_Exercise directions_
Quote the records that follow in full, leaving the pictures out.
## start Stored records
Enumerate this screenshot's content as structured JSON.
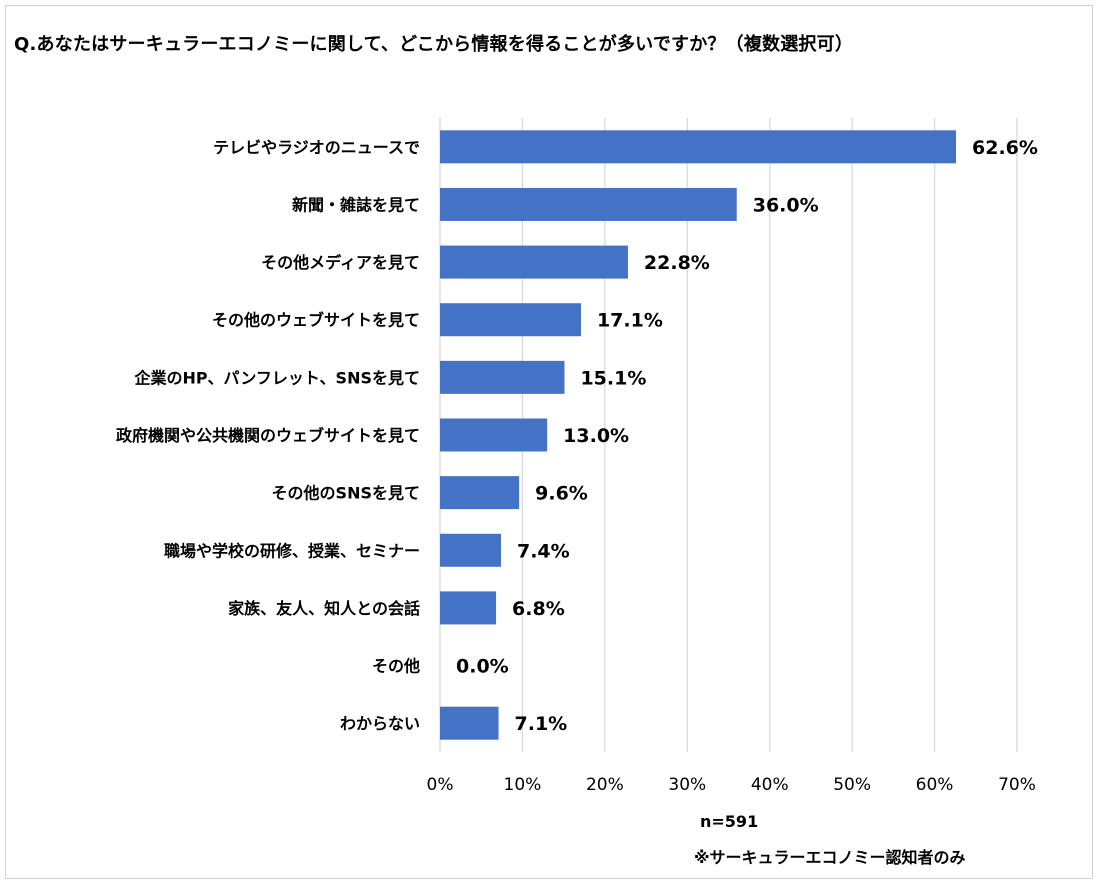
{
  "chart_data": {
    "type": "bar",
    "orientation": "horizontal",
    "title": "Q.あなたはサーキュラーエコノミーに関して、どこから情報を得ることが多いですか？（複数選択可）",
    "categories": [
      "テレビやラジオのニュースで",
      "新聞・雑誌を見て",
      "その他メディアを見て",
      "その他のウェブサイトを見て",
      "企業のHP、パンフレット、SNSを見て",
      "政府機関や公共機関のウェブサイトを見て",
      "その他のSNSを見て",
      "職場や学校の研修、授業、セミナー",
      "家族、友人、知人との会話",
      "その他",
      "わからない"
    ],
    "values": [
      62.6,
      36.0,
      22.8,
      17.1,
      15.1,
      13.0,
      9.6,
      7.4,
      6.8,
      0.0,
      7.1
    ],
    "value_labels": [
      "62.6%",
      "36.0%",
      "22.8%",
      "17.1%",
      "15.1%",
      "13.0%",
      "9.6%",
      "7.4%",
      "6.8%",
      "0.0%",
      "7.1%"
    ],
    "xlim": [
      0,
      70
    ],
    "xticks": [
      0,
      10,
      20,
      30,
      40,
      50,
      60,
      70
    ],
    "xtick_labels": [
      "0%",
      "10%",
      "20%",
      "30%",
      "40%",
      "50%",
      "60%",
      "70%"
    ],
    "grid": "vertical",
    "bar_color": "#4472C4",
    "grid_color": "#D9D9D9"
  },
  "notes": {
    "sample_size": "n=591",
    "scope": "※サーキュラーエコノミー認知者のみ"
  }
}
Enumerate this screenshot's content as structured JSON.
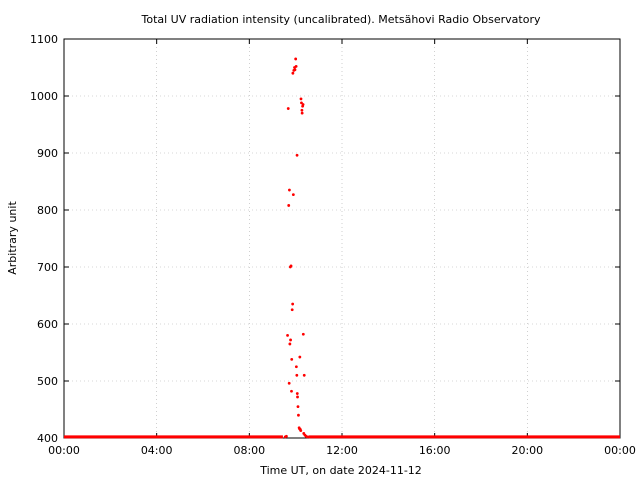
{
  "chart_data": {
    "type": "scatter",
    "title": "Total UV radiation intensity (uncalibrated). Metsähovi Radio Observatory",
    "xlabel": "Time UT, on date 2024-11-12",
    "ylabel": "Arbitrary unit",
    "x_unit": "hours",
    "xlim": [
      0,
      24
    ],
    "ylim": [
      400,
      1100
    ],
    "x_ticks": [
      {
        "value": 0,
        "label": "00:00"
      },
      {
        "value": 4,
        "label": "04:00"
      },
      {
        "value": 8,
        "label": "08:00"
      },
      {
        "value": 12,
        "label": "12:00"
      },
      {
        "value": 16,
        "label": "16:00"
      },
      {
        "value": 20,
        "label": "20:00"
      },
      {
        "value": 24,
        "label": "00:00"
      }
    ],
    "y_ticks": [
      {
        "value": 400,
        "label": "400"
      },
      {
        "value": 500,
        "label": "500"
      },
      {
        "value": 600,
        "label": "600"
      },
      {
        "value": 700,
        "label": "700"
      },
      {
        "value": 800,
        "label": "800"
      },
      {
        "value": 900,
        "label": "900"
      },
      {
        "value": 1000,
        "label": "1000"
      },
      {
        "value": 1100,
        "label": "1100"
      }
    ],
    "grid": true,
    "legend": "none",
    "marker_color": "#ff0000",
    "baseline": {
      "value": 402,
      "x_ranges": [
        [
          0,
          9.45
        ],
        [
          10.55,
          24
        ]
      ]
    },
    "series": [
      {
        "color": "#ff0000",
        "points": [
          {
            "x": 9.55,
            "y": 402
          },
          {
            "x": 9.6,
            "y": 403
          },
          {
            "x": 9.65,
            "y": 580
          },
          {
            "x": 9.68,
            "y": 978
          },
          {
            "x": 9.7,
            "y": 808
          },
          {
            "x": 9.72,
            "y": 496
          },
          {
            "x": 9.73,
            "y": 835
          },
          {
            "x": 9.75,
            "y": 565
          },
          {
            "x": 9.77,
            "y": 700
          },
          {
            "x": 9.78,
            "y": 572
          },
          {
            "x": 9.8,
            "y": 702
          },
          {
            "x": 9.82,
            "y": 482
          },
          {
            "x": 9.83,
            "y": 538
          },
          {
            "x": 9.85,
            "y": 625
          },
          {
            "x": 9.87,
            "y": 635
          },
          {
            "x": 9.88,
            "y": 1040
          },
          {
            "x": 9.9,
            "y": 827
          },
          {
            "x": 9.92,
            "y": 1045
          },
          {
            "x": 9.95,
            "y": 1050
          },
          {
            "x": 9.97,
            "y": 1046
          },
          {
            "x": 10.0,
            "y": 1065
          },
          {
            "x": 10.02,
            "y": 1052
          },
          {
            "x": 10.03,
            "y": 525
          },
          {
            "x": 10.05,
            "y": 510
          },
          {
            "x": 10.06,
            "y": 896
          },
          {
            "x": 10.07,
            "y": 478
          },
          {
            "x": 10.08,
            "y": 472
          },
          {
            "x": 10.1,
            "y": 455
          },
          {
            "x": 10.12,
            "y": 440
          },
          {
            "x": 10.15,
            "y": 418
          },
          {
            "x": 10.17,
            "y": 416
          },
          {
            "x": 10.18,
            "y": 542
          },
          {
            "x": 10.2,
            "y": 415
          },
          {
            "x": 10.22,
            "y": 413
          },
          {
            "x": 10.23,
            "y": 995
          },
          {
            "x": 10.25,
            "y": 988
          },
          {
            "x": 10.27,
            "y": 975
          },
          {
            "x": 10.28,
            "y": 970
          },
          {
            "x": 10.3,
            "y": 982
          },
          {
            "x": 10.32,
            "y": 985
          },
          {
            "x": 10.33,
            "y": 582
          },
          {
            "x": 10.35,
            "y": 408
          },
          {
            "x": 10.37,
            "y": 510
          },
          {
            "x": 10.4,
            "y": 405
          },
          {
            "x": 10.45,
            "y": 403
          },
          {
            "x": 10.5,
            "y": 402
          }
        ]
      }
    ]
  }
}
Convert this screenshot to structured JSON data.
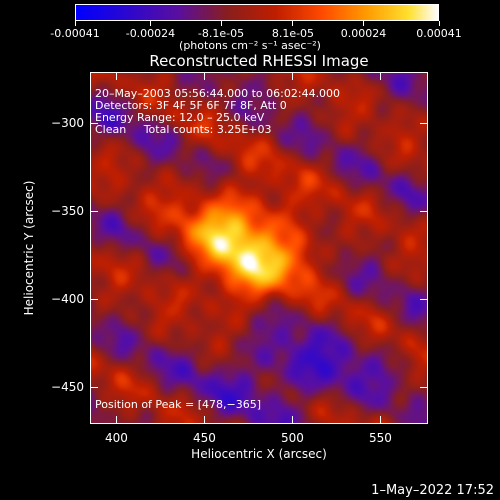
{
  "colorbar": {
    "ticks": [
      "-0.00041",
      "-0.00024",
      "-8.1e-05",
      "8.1e-05",
      "0.00024",
      "0.00041"
    ],
    "tick_values": [
      -0.00041,
      -0.00024,
      -8.1e-05,
      8.1e-05,
      0.00024,
      0.00041
    ],
    "range": [
      -0.00041,
      0.00041
    ],
    "units_label": "(photons cm⁻² s⁻¹ asec⁻²)",
    "colors": [
      "#0000ff",
      "#5a0fa0",
      "#8a1e1e",
      "#c01e00",
      "#ff4a00",
      "#ff9a00",
      "#ffe030",
      "#ffffff"
    ]
  },
  "chart_data": {
    "type": "heatmap",
    "title": "Reconstructed RHESSI Image",
    "xlabel": "Heliocentric X (arcsec)",
    "ylabel": "Heliocentric Y (arcsec)",
    "xlim": [
      385,
      577
    ],
    "ylim": [
      -471,
      -271
    ],
    "xticks": [
      400,
      450,
      500,
      550
    ],
    "yticks": [
      -300,
      -350,
      -400,
      -450
    ],
    "xtick_labels": [
      "400",
      "450",
      "500",
      "550"
    ],
    "ytick_labels": [
      "−300",
      "−350",
      "−400",
      "−450"
    ],
    "peak": [
      478,
      -365
    ],
    "annotations": [
      "20–May–2003 05:56:44.000 to 06:02:44.000",
      "Detectors: 3F 4F 5F 6F 7F 8F, Att 0",
      "Energy Range: 12.0 – 25.0 keV",
      "Clean     Total counts: 3.25E+03"
    ],
    "peak_label": "Position of Peak = [478,−365]"
  },
  "timestamp": "1–May–2022 17:52"
}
## end Stored records
_Problem solution_
Enumerate this screenshot's content as structured JSON.
{
  "chart_data": {
    "type": "bar",
    "orientation": "horizontal",
    "title": "Q.あなたはサーキュラーエコノミーに関して、どこから情報を得ることが多いですか？（複数選択可）",
    "categories": [
      "テレビやラジオのニュースで",
      "新聞・雑誌を見て",
      "その他メディアを見て",
      "その他のウェブサイトを見て",
      "企業のHP、パンフレット、SNSを見て",
      "政府機関や公共機関のウェブサイトを見て",
      "その他のSNSを見て",
      "職場や学校の研修、授業、セミナー",
      "家族、友人、知人との会話",
      "その他",
      "わからない"
    ],
    "values": [
      62.6,
      36.0,
      22.8,
      17.1,
      15.1,
      13.0,
      9.6,
      7.4,
      6.8,
      0.0,
      7.1
    ],
    "value_labels": [
      "62.6%",
      "36.0%",
      "22.8%",
      "17.1%",
      "15.1%",
      "13.0%",
      "9.6%",
      "7.4%",
      "6.8%",
      "0.0%",
      "7.1%"
    ],
    "xlim": [
      0,
      70
    ],
    "xticks": [
      0,
      10,
      20,
      30,
      40,
      50,
      60,
      70
    ],
    "xtick_labels": [
      "0%",
      "10%",
      "20%",
      "30%",
      "40%",
      "50%",
      "60%",
      "70%"
    ],
    "grid": "vertical",
    "bar_color": "#4472C4",
    "grid_color": "#D9D9D9"
  },
  "notes": {
    "sample_size": "n=591",
    "scope": "※サーキュラーエコノミー認知者のみ"
  }
}
Enumerate this screenshot's content as structured JSON.
{
  "chart_data": {
    "type": "scatter",
    "title": "Total UV radiation intensity (uncalibrated). Metsähovi Radio Observatory",
    "xlabel": "Time UT, on date 2024-11-12",
    "ylabel": "Arbitrary unit",
    "x_unit": "hours",
    "xlim": [
      0,
      24
    ],
    "ylim": [
      400,
      1100
    ],
    "x_ticks": [
      {
        "value": 0,
        "label": "00:00"
      },
      {
        "value": 4,
        "label": "04:00"
      },
      {
        "value": 8,
        "label": "08:00"
      },
      {
        "value": 12,
        "label": "12:00"
      },
      {
        "value": 16,
        "label": "16:00"
      },
      {
        "value": 20,
        "label": "20:00"
      },
      {
        "value": 24,
        "label": "00:00"
      }
    ],
    "y_ticks": [
      {
        "value": 400,
        "label": "400"
      },
      {
        "value": 500,
        "label": "500"
      },
      {
        "value": 600,
        "label": "600"
      },
      {
        "value": 700,
        "label": "700"
      },
      {
        "value": 800,
        "label": "800"
      },
      {
        "value": 900,
        "label": "900"
      },
      {
        "value": 1000,
        "label": "1000"
      },
      {
        "value": 1100,
        "label": "1100"
      }
    ],
    "grid": true,
    "legend": "none",
    "marker_color": "#ff0000",
    "baseline": {
      "value": 402,
      "x_ranges": [
        [
          0,
          9.45
        ],
        [
          10.55,
          24
        ]
      ]
    },
    "series": [
      {
        "color": "#ff0000",
        "points": [
          {
            "x": 9.55,
            "y": 402
          },
          {
            "x": 9.6,
            "y": 403
          },
          {
            "x": 9.65,
            "y": 580
          },
          {
            "x": 9.68,
            "y": 978
          },
          {
            "x": 9.7,
            "y": 808
          },
          {
            "x": 9.72,
            "y": 496
          },
          {
            "x": 9.73,
            "y": 835
          },
          {
            "x": 9.75,
            "y": 565
          },
          {
            "x": 9.77,
            "y": 700
          },
          {
            "x": 9.78,
            "y": 572
          },
          {
            "x": 9.8,
            "y": 702
          },
          {
            "x": 9.82,
            "y": 482
          },
          {
            "x": 9.83,
            "y": 538
          },
          {
            "x": 9.85,
            "y": 625
          },
          {
            "x": 9.87,
            "y": 635
          },
          {
            "x": 9.88,
            "y": 1040
          },
          {
            "x": 9.9,
            "y": 827
          },
          {
            "x": 9.92,
            "y": 1045
          },
          {
            "x": 9.95,
            "y": 1050
          },
          {
            "x": 9.97,
            "y": 1046
          },
          {
            "x": 10.0,
            "y": 1065
          },
          {
            "x": 10.02,
            "y": 1052
          },
          {
            "x": 10.03,
            "y": 525
          },
          {
            "x": 10.05,
            "y": 510
          },
          {
            "x": 10.06,
            "y": 896
          },
          {
            "x": 10.07,
            "y": 478
          },
          {
            "x": 10.08,
            "y": 472
          },
          {
            "x": 10.1,
            "y": 455
          },
          {
            "x": 10.12,
            "y": 440
          },
          {
            "x": 10.15,
            "y": 418
          },
          {
            "x": 10.17,
            "y": 416
          },
          {
            "x": 10.18,
            "y": 542
          },
          {
            "x": 10.2,
            "y": 415
          },
          {
            "x": 10.22,
            "y": 413
          },
          {
            "x": 10.23,
            "y": 995
          },
          {
            "x": 10.25,
            "y": 988
          },
          {
            "x": 10.27,
            "y": 975
          },
          {
            "x": 10.28,
            "y": 970
          },
          {
            "x": 10.3,
            "y": 982
          },
          {
            "x": 10.32,
            "y": 985
          },
          {
            "x": 10.33,
            "y": 582
          },
          {
            "x": 10.35,
            "y": 408
          },
          {
            "x": 10.37,
            "y": 510
          },
          {
            "x": 10.4,
            "y": 405
          },
          {
            "x": 10.45,
            "y": 403
          },
          {
            "x": 10.5,
            "y": 402
          }
        ]
      }
    ]
  }
}
Convert this screenshot to structured JSON data.
{
  "colorbar": {
    "ticks": [
      "-0.00041",
      "-0.00024",
      "-8.1e-05",
      "8.1e-05",
      "0.00024",
      "0.00041"
    ],
    "tick_values": [
      -0.00041,
      -0.00024,
      -8.1e-05,
      8.1e-05,
      0.00024,
      0.00041
    ],
    "range": [
      -0.00041,
      0.00041
    ],
    "units_label": "(photons cm⁻² s⁻¹ asec⁻²)",
    "colors": [
      "#0000ff",
      "#5a0fa0",
      "#8a1e1e",
      "#c01e00",
      "#ff4a00",
      "#ff9a00",
      "#ffe030",
      "#ffffff"
    ]
  },
  "chart_data": {
    "type": "heatmap",
    "title": "Reconstructed RHESSI Image",
    "xlabel": "Heliocentric X (arcsec)",
    "ylabel": "Heliocentric Y (arcsec)",
    "xlim": [
      385,
      577
    ],
    "ylim": [
      -471,
      -271
    ],
    "xticks": [
      400,
      450,
      500,
      550
    ],
    "yticks": [
      -300,
      -350,
      -400,
      -450
    ],
    "xtick_labels": [
      "400",
      "450",
      "500",
      "550"
    ],
    "ytick_labels": [
      "−300",
      "−350",
      "−400",
      "−450"
    ],
    "peak": [
      478,
      -365
    ],
    "annotations": [
      "20–May–2003 05:56:44.000 to 06:02:44.000",
      "Detectors: 3F 4F 5F 6F 7F 8F, Att 0",
      "Energy Range: 12.0 – 25.0 keV",
      "Clean     Total counts: 3.25E+03"
    ],
    "peak_label": "Position of Peak = [478,−365]"
  },
  "timestamp": "1–May–2022 17:52"
}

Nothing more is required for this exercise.